— begin SOURCE DATA —
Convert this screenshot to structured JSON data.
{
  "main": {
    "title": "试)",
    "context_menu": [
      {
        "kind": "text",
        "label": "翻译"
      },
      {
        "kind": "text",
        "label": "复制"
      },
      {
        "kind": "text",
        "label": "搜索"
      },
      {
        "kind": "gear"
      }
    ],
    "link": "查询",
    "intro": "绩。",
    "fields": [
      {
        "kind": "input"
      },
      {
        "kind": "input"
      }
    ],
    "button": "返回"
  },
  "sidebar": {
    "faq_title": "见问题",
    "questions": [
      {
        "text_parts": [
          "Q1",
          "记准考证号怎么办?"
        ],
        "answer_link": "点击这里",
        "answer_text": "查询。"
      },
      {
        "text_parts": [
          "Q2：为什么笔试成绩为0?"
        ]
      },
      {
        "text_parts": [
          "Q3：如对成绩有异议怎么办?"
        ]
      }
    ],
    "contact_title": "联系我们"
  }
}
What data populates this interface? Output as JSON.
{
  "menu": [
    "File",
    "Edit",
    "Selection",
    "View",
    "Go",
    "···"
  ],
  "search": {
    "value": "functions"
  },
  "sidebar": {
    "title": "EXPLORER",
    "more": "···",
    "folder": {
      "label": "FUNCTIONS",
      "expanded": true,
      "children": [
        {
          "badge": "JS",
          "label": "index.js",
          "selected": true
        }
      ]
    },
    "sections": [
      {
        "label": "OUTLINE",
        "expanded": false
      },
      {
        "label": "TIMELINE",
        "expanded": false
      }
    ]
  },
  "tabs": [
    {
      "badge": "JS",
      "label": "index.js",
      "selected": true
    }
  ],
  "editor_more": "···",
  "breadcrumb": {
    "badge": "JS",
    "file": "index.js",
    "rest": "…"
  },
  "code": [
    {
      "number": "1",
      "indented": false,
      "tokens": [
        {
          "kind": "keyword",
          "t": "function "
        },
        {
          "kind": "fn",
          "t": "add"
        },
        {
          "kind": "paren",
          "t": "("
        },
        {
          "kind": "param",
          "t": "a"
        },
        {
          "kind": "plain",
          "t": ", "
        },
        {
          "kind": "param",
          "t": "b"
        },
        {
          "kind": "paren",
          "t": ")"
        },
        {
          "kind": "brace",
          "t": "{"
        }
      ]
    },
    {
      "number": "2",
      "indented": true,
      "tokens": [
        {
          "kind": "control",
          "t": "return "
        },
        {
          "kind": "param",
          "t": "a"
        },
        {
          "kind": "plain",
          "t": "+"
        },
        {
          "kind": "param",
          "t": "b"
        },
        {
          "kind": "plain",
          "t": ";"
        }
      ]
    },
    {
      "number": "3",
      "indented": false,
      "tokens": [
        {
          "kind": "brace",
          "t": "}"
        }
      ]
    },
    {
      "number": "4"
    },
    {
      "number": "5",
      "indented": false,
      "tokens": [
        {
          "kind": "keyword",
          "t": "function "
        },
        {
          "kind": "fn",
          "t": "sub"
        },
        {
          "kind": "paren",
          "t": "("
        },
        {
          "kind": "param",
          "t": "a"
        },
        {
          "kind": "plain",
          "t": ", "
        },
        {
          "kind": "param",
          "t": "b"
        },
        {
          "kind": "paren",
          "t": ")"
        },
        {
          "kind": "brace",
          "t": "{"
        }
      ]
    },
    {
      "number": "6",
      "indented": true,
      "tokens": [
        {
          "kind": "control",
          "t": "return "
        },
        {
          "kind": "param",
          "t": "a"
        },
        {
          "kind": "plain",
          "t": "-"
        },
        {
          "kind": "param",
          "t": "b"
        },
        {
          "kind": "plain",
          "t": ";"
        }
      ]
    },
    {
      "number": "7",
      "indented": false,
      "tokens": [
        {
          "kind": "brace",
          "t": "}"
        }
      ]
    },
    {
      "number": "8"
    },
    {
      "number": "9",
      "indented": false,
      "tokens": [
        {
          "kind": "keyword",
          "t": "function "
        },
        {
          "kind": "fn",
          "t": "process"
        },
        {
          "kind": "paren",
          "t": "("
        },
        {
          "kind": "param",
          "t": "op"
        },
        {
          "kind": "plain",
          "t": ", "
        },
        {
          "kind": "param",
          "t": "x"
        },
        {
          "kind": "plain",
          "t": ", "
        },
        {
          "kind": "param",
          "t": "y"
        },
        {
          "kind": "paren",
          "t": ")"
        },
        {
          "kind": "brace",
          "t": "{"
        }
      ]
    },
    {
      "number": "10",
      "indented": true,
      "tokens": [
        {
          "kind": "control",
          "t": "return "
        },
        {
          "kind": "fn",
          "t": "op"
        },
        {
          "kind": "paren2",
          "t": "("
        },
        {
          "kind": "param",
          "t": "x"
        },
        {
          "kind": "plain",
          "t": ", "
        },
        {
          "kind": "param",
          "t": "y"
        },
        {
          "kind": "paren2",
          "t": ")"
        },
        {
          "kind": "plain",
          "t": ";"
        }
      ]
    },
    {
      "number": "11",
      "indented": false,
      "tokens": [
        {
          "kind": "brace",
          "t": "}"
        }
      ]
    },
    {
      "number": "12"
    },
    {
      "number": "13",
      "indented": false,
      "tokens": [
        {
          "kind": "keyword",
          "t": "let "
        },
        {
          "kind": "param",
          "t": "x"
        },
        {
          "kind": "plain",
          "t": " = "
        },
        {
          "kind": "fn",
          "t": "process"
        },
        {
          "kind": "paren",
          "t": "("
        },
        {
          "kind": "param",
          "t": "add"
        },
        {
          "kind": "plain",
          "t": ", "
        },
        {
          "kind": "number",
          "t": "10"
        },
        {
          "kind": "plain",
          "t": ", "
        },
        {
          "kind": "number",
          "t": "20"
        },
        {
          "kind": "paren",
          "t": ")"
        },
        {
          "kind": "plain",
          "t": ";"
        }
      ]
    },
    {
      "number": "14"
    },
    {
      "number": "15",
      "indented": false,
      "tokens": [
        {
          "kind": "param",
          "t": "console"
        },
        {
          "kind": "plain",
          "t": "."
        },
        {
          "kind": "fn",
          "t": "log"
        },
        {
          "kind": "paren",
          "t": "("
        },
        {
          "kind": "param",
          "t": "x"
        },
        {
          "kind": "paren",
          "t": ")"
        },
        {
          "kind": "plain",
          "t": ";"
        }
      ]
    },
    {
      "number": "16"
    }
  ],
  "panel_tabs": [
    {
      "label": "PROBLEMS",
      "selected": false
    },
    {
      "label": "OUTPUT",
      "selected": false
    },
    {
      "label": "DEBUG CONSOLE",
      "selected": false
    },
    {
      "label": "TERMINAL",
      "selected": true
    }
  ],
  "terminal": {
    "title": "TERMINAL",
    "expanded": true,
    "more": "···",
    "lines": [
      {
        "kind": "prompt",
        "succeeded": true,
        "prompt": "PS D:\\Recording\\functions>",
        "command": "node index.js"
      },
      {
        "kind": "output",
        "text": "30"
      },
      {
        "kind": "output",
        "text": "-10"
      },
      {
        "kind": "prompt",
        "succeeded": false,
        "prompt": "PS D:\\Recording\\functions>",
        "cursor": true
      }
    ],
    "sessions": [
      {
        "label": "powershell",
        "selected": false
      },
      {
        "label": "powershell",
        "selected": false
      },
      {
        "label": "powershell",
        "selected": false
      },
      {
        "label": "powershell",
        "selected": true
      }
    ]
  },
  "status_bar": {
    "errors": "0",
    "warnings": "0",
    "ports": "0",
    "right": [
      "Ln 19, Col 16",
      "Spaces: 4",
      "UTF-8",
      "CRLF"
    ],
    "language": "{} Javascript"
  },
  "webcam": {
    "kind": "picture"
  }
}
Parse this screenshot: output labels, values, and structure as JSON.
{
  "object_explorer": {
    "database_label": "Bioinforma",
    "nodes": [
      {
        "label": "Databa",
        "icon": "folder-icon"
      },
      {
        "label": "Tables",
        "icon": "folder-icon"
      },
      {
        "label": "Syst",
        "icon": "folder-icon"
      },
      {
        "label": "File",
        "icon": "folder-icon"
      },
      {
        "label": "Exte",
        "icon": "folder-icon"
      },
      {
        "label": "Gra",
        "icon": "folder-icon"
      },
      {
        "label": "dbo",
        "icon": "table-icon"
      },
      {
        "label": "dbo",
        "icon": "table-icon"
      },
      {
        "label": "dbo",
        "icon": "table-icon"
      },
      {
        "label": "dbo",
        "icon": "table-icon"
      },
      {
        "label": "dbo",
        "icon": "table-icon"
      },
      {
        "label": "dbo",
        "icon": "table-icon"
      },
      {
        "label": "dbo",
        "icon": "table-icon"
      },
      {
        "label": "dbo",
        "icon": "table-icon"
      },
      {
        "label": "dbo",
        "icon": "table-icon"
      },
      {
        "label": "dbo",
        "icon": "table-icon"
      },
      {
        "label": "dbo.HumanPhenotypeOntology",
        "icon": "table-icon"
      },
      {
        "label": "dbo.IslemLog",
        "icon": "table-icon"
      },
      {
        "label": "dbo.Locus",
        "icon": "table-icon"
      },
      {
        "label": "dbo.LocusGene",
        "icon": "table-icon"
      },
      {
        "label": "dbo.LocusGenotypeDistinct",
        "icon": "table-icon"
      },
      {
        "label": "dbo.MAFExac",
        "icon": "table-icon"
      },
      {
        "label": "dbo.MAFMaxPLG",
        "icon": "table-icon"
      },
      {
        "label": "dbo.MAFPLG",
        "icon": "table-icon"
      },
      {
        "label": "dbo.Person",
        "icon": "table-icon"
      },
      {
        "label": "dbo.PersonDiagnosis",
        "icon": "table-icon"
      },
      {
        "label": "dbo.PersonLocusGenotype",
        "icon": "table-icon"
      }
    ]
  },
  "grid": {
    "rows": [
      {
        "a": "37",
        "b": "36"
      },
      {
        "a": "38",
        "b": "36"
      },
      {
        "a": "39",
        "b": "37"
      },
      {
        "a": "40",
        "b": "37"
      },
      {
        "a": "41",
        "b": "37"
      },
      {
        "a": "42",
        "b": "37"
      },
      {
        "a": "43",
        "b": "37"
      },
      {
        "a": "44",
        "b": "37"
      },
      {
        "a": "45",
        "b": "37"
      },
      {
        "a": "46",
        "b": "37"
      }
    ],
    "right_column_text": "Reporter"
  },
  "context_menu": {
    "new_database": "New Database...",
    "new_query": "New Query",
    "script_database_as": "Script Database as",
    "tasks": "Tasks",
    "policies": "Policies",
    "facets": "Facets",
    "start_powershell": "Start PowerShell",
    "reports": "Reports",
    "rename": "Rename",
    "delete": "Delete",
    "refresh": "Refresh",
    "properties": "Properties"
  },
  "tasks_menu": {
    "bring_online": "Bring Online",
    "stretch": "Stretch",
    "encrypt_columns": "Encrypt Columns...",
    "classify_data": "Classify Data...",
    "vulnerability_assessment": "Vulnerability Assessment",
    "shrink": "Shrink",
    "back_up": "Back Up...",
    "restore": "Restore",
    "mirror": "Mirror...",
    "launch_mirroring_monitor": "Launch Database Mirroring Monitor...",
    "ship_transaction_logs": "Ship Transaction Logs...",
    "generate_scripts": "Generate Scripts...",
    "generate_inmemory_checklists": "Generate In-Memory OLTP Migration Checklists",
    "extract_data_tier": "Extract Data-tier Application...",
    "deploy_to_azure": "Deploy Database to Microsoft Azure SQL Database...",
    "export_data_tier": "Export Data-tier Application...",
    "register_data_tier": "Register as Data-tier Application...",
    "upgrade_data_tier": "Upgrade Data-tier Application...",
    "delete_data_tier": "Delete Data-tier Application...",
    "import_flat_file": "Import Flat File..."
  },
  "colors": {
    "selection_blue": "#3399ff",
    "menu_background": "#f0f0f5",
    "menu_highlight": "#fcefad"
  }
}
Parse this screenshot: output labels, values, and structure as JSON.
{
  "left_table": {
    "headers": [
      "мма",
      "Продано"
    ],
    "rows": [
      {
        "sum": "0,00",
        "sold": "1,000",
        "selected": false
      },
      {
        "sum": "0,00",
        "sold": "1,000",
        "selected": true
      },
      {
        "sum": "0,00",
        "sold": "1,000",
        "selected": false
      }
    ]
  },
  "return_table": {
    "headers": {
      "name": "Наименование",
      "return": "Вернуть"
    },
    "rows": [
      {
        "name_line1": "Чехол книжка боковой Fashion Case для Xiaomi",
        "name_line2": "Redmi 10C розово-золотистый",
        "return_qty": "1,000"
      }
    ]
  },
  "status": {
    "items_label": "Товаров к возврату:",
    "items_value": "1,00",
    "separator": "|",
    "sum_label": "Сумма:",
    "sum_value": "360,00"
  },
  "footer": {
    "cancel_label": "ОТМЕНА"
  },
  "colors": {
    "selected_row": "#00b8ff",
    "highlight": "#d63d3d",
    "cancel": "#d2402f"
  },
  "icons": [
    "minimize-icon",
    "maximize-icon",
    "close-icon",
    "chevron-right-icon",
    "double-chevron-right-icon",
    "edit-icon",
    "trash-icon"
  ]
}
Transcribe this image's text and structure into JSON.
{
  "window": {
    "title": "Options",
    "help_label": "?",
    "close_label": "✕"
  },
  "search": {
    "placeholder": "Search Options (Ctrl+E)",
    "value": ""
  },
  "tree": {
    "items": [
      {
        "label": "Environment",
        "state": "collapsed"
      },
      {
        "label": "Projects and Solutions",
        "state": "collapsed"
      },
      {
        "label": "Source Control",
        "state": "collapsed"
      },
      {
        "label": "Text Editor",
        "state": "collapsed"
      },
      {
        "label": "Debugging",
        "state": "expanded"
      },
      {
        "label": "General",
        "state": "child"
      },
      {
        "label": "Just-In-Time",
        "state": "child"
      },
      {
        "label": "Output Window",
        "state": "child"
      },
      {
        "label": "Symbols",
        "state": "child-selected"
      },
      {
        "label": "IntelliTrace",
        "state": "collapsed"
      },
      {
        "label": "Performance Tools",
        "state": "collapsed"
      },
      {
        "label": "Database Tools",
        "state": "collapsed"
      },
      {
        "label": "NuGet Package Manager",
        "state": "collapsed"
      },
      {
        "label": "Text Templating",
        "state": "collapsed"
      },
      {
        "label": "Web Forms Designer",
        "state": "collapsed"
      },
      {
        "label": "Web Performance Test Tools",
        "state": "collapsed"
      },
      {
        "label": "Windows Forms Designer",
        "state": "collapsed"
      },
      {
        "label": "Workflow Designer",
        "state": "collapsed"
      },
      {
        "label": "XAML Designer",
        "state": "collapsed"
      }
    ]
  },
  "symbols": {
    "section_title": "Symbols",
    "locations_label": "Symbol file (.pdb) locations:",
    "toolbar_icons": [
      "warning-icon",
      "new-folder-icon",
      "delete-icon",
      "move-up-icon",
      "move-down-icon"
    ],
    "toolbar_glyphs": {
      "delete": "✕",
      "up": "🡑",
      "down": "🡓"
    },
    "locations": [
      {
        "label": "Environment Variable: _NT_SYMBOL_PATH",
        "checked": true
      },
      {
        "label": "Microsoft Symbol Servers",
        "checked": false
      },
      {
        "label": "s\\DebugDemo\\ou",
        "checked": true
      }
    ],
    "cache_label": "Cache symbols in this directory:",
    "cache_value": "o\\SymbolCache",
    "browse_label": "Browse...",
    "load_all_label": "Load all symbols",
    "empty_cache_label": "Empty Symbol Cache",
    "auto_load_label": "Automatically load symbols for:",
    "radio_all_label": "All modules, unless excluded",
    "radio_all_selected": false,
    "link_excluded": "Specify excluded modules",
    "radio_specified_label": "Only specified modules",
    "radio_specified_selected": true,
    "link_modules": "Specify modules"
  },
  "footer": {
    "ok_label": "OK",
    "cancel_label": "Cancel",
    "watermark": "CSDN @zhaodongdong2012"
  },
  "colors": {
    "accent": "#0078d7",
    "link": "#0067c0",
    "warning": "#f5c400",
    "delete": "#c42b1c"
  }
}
— end SOURCE DATA —
# EXERCISE OBJECTIVE:
Scan the material above. Return every line containing the string "Designer".

# RESPONSE TO THE TASK:
        "label": "Web Forms Designer",
        "label": "Windows Forms Designer",
        "label": "Workflow Designer",
        "label": "XAML Designer",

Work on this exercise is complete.